▶ **WHAT IS REQUIRED**:
Your answer should be only a number: how many lines include the word "OPTATIVOS".
□ □ □ □ □
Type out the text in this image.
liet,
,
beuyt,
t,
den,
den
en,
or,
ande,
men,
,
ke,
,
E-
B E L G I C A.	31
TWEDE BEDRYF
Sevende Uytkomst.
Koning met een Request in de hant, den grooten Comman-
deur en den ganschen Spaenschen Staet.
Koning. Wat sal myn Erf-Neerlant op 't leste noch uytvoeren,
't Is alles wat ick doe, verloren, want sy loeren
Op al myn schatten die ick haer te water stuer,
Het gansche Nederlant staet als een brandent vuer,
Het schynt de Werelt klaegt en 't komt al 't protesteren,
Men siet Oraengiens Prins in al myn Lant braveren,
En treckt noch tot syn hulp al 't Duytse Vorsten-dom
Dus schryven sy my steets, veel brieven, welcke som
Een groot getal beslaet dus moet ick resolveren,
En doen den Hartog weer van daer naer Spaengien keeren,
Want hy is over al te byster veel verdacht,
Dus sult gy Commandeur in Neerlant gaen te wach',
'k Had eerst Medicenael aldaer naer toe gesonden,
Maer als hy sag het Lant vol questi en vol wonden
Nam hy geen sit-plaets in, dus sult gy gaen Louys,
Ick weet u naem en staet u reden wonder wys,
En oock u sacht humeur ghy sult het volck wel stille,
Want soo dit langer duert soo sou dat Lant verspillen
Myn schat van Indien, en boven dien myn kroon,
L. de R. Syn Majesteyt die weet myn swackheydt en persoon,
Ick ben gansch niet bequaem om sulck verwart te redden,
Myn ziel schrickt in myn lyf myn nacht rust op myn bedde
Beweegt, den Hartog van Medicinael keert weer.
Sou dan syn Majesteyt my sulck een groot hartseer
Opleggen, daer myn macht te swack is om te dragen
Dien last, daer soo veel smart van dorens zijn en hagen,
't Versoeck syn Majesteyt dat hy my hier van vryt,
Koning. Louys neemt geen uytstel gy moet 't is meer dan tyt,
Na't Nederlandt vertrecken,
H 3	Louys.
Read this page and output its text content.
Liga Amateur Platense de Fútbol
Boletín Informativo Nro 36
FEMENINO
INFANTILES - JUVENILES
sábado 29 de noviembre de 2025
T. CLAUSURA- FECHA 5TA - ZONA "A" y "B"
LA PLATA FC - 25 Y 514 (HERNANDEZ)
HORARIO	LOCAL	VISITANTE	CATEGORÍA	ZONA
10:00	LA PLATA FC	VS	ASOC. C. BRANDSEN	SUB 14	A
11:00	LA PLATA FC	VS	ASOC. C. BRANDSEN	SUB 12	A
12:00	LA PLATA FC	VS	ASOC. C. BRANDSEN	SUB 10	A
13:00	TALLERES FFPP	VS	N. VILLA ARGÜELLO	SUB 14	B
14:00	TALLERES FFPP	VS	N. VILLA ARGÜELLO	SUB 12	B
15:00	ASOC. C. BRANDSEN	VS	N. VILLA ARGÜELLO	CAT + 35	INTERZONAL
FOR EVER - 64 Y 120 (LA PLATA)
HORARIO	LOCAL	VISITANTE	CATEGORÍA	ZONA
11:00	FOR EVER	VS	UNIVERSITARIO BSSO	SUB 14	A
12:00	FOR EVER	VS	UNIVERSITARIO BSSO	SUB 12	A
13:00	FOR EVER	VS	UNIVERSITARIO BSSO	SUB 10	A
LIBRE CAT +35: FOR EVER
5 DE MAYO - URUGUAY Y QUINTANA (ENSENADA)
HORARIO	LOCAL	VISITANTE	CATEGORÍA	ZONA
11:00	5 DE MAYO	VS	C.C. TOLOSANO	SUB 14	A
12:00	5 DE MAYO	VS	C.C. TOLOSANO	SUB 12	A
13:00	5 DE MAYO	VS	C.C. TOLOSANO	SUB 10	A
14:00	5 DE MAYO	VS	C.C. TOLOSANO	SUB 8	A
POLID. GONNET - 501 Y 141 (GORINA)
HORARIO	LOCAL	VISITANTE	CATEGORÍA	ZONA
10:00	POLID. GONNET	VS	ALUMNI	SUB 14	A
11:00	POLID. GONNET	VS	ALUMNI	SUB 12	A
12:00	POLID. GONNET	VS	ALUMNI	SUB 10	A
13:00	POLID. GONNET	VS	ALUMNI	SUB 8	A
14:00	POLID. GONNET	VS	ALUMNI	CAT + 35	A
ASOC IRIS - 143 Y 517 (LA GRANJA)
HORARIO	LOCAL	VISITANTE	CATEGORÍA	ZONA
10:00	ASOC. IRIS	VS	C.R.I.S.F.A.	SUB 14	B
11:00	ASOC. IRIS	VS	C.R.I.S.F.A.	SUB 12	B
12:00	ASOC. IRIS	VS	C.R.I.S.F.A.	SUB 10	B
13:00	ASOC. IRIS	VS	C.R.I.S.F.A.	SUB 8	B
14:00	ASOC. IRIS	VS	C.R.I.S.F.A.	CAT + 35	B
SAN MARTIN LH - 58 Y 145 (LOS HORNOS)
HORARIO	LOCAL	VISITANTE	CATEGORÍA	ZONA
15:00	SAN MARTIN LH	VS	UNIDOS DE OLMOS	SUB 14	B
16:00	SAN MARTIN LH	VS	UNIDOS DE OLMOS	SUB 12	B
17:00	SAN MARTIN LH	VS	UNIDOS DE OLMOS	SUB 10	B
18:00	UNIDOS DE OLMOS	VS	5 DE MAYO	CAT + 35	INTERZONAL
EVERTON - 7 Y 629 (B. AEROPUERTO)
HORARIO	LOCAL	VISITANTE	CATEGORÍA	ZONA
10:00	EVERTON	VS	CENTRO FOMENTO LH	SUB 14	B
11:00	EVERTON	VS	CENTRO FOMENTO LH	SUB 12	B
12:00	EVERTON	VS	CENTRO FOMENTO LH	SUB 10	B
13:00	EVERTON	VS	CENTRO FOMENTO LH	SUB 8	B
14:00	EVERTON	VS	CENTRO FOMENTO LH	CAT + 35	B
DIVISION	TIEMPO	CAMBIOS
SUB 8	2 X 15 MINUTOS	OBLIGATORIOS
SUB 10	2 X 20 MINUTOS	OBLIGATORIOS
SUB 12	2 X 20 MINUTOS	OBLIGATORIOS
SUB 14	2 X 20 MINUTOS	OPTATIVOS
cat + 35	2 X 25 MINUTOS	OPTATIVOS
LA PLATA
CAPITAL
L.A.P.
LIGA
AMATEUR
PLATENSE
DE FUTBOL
□ □ □ □ □
▶ **THE RESPONSE**:
2